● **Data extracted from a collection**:
• • • • • • •

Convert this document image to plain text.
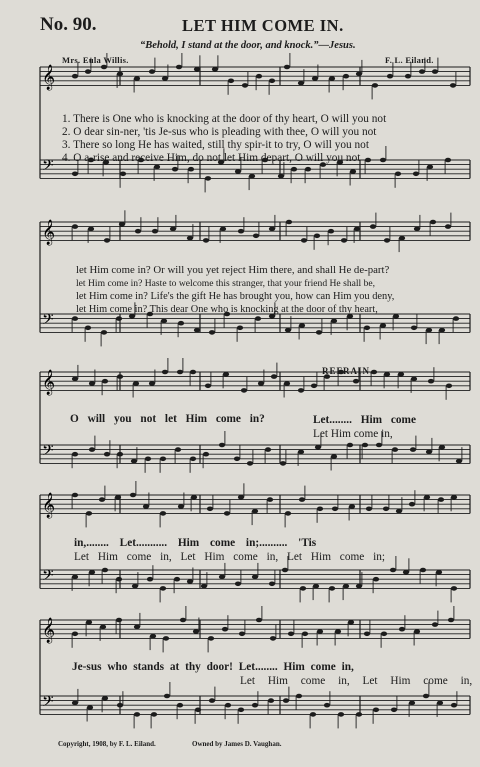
𝄞
𝄢
𝄞
𝄢
𝄞
𝄢
𝄞
𝄢
𝄞
𝄢
No. 90.	LET HIM COME IN.
“Behold, I stand at the door, and knock.”—Jesus.
Mrs. Eula Willis.	F. L. Eiland.
1. There is One who is knocking at the door of thy heart, O will you not
2. O dear sin-ner, 'tis Je-sus who is pleading with thee, O will you not
3. There so long He has waited, still thy spir-it to try, O will you not
4. O a-rise and receive Him, do not let Him depart, O will you not
let Him come in? Or will you yet reject Him there, and shall He de-part?
let Him come in? Haste to welcome this stranger, that your friend He shall be,
let Him come in? Life's the gift He has brought you, how can Him you deny,
let Him come in? This dear One who is knocking at the door of thy heart,
O will you not let Him come in?
REFRAIN.
Let........ Him come
Let Him come in,
in,........ Let........... Him come in;.......... 'Tis
Let Him come in, Let Him come in, Let Him come in;
Je-sus who stands at thy door! Let........ Him come in,
Let Him come in, Let Him come in,
Copyright, 1908, by F. L. Eiland.	Owned by James D. Vaughan.
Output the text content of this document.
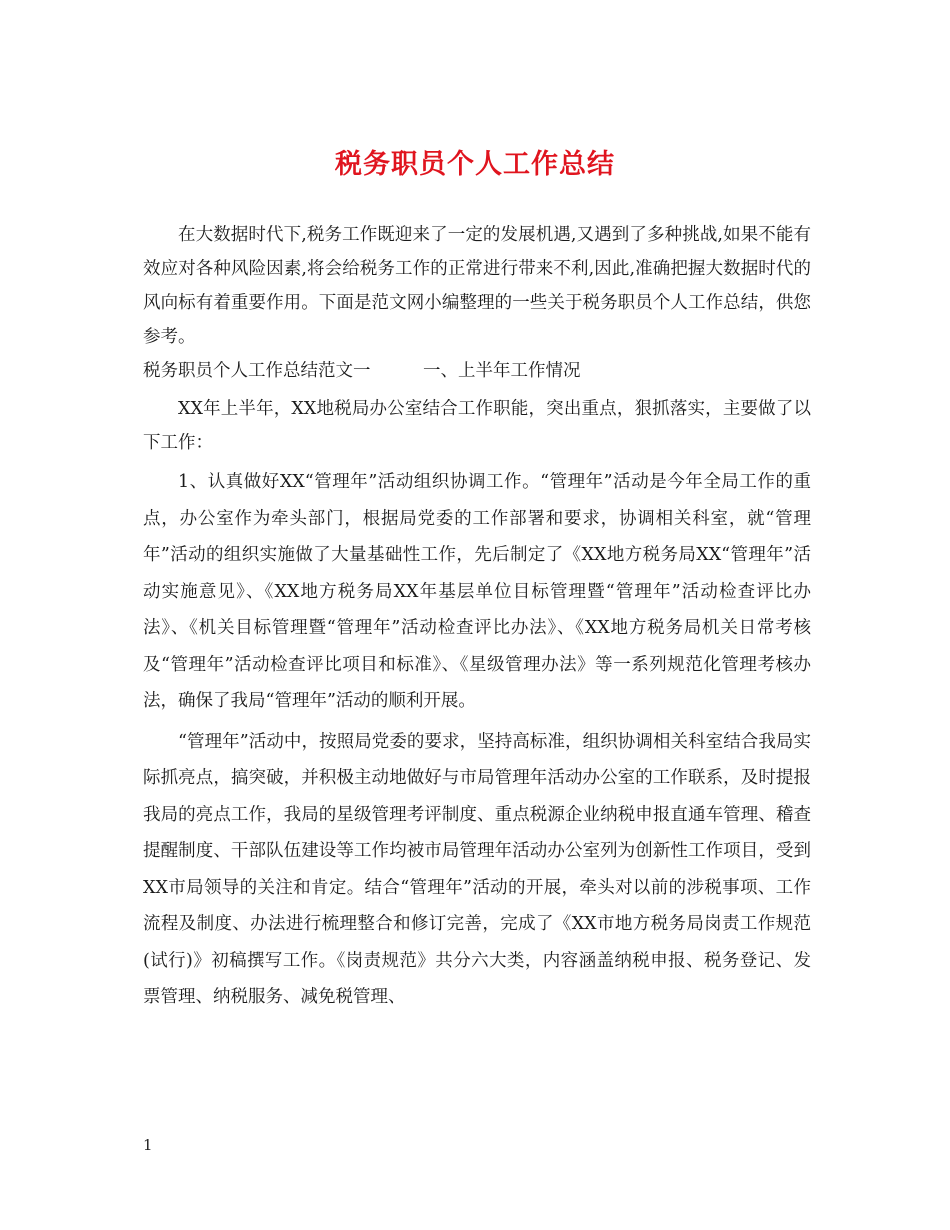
税务职员个人工作总结

在大数据时代下,税务工作既迎来了一定的发展机遇,又遇到了多种挑战,如果不能有效应对各种风险因素,将会给税务工作的正常进行带来不利,因此,准确把握大数据时代的风向标有着重要作用。下面是范文网小编整理的一些关于税务职员个人工作总结，供您参考。

税务职员个人工作总结范文一　　　一、上半年工作情况

XX年上半年，XX地税局办公室结合工作职能，突出重点，狠抓落实，主要做了以下工作：

1、认真做好XX“管理年”活动组织协调工作。“管理年”活动是今年全局工作的重点，办公室作为牵头部门，根据局党委的工作部署和要求，协调相关科室，就“管理年”活动的组织实施做了大量基础性工作，先后制定了《XX地方税务局XX“管理年”活动实施意见》、《XX地方税务局XX年基层单位目标管理暨“管理年”活动检查评比办法》、《机关目标管理暨“管理年”活动检查评比办法》、《XX地方税务局机关日常考核及“管理年”活动检查评比项目和标准》、《星级管理办法》等一系列规范化管理考核办法，确保了我局“管理年”活动的顺利开展。

“管理年”活动中，按照局党委的要求，坚持高标准，组织协调相关科室结合我局实际抓亮点，搞突破，并积极主动地做好与市局管理年活动办公室的工作联系，及时提报我局的亮点工作，我局的星级管理考评制度、重点税源企业纳税申报直通车管理、稽查提醒制度、干部队伍建设等工作均被市局管理年活动办公室列为创新性工作项目，受到XX市局领导的关注和肯定。结合“管理年”活动的开展，牵头对以前的涉税事项、工作流程及制度、办法进行梳理整合和修订完善，完成了《XX市地方税务局岗责工作规范(试行)》初稿撰写工作。《岗责规范》共分六大类，内容涵盖纳税申报、税务登记、发票管理、纳税服务、减免税管理、

1
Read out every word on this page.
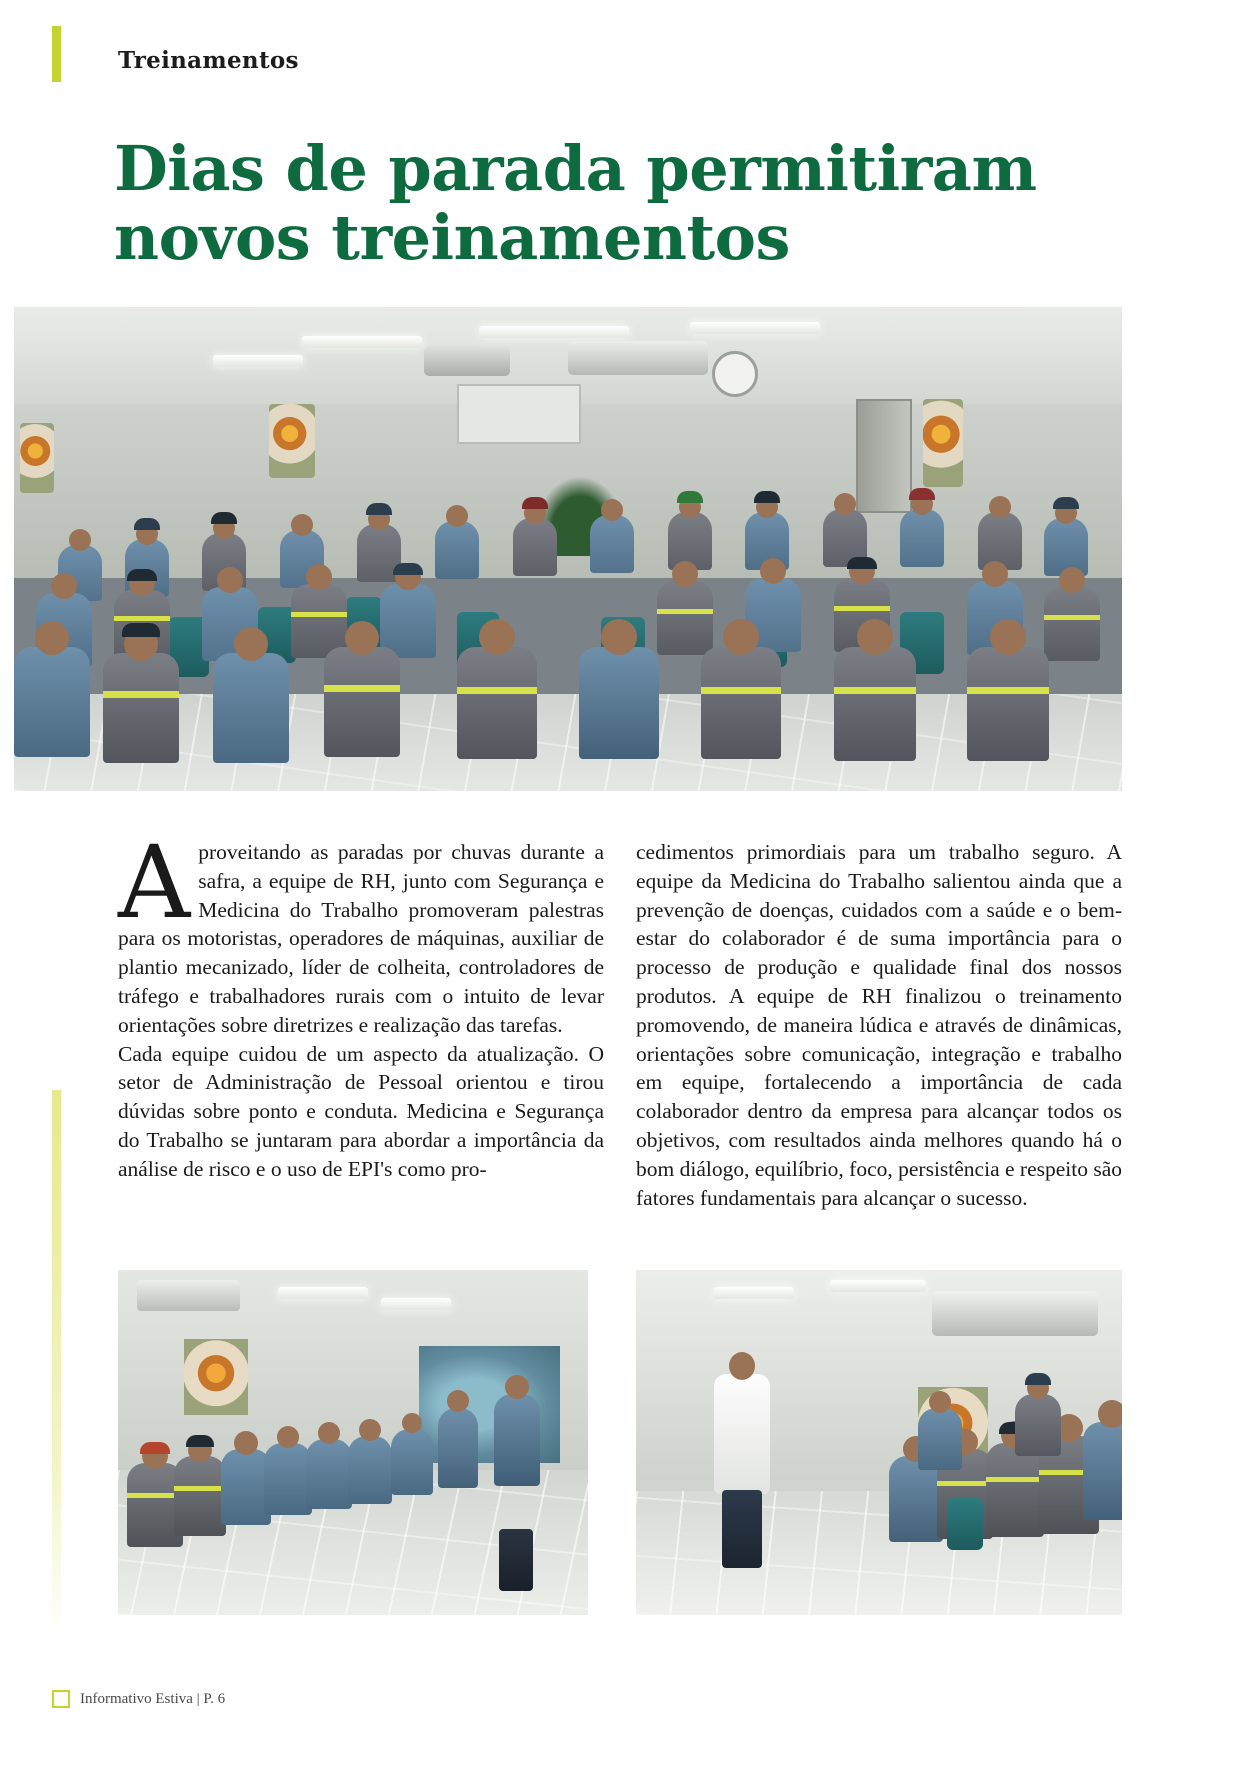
Treinamentos
Dias de parada permitiram novos treinamentos

Aproveitando as paradas por chuvas durante a safra, a equipe de RH, junto com Segurança e Medicina do Trabalho promoveram palestras para os motoristas, operadores de máquinas, auxiliar de plantio mecanizado, líder de colheita, controladores de tráfego e trabalhadores rurais com o intuito de levar orientações sobre diretrizes e realização das tarefas.

Cada equipe cuidou de um aspecto da atualização. O setor de Administração de Pessoal orientou e tirou dúvidas sobre ponto e conduta. Medicina e Segurança do Trabalho se juntaram para abordar a importância da análise de risco e o uso de EPI's como pro-

cedimentos primordiais para um trabalho seguro. A equipe da Medicina do Trabalho salientou ainda que a prevenção de doenças, cuidados com a saúde e o bem-estar do colaborador é de suma importância para o processo de produção e qualidade final dos nossos produtos. A equipe de RH finalizou o treinamento promovendo, de maneira lúdica e através de dinâmicas, orientações sobre comunicação, integração e trabalho em equipe, fortalecendo a importância de cada colaborador dentro da empresa para alcançar todos os objetivos, com resultados ainda melhores quando há o bom diálogo, equilíbrio, foco, persistência e respeito são fatores fundamentais para alcançar o sucesso.

Informativo Estiva | P. 6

• • • • • • •

● **Work to be completed**:
Pictures aside, set down the lines from the one containing "Read out every word on this page." through the end of the records above, exactly and only those.

● **Full response**:
Read out every word on this page.
Treinamentos
Dias de parada permitiram novos treinamentos

Aproveitando as paradas por chuvas durante a safra, a equipe de RH, junto com Segurança e Medicina do Trabalho promoveram palestras para os motoristas, operadores de máquinas, auxiliar de plantio mecanizado, líder de colheita, controladores de tráfego e trabalhadores rurais com o intuito de levar orientações sobre diretrizes e realização das tarefas.

Cada equipe cuidou de um aspecto da atualização. O setor de Administração de Pessoal orientou e tirou dúvidas sobre ponto e conduta. Medicina e Segurança do Trabalho se juntaram para abordar a importância da análise de risco e o uso de EPI's como pro-

cedimentos primordiais para um trabalho seguro. A equipe da Medicina do Trabalho salientou ainda que a prevenção de doenças, cuidados com a saúde e o bem-estar do colaborador é de suma importância para o processo de produção e qualidade final dos nossos produtos. A equipe de RH finalizou o treinamento promovendo, de maneira lúdica e através de dinâmicas, orientações sobre comunicação, integração e trabalho em equipe, fortalecendo a importância de cada colaborador dentro da empresa para alcançar todos os objetivos, com resultados ainda melhores quando há o bom diálogo, equilíbrio, foco, persistência e respeito são fatores fundamentais para alcançar o sucesso.

Informativo Estiva | P. 6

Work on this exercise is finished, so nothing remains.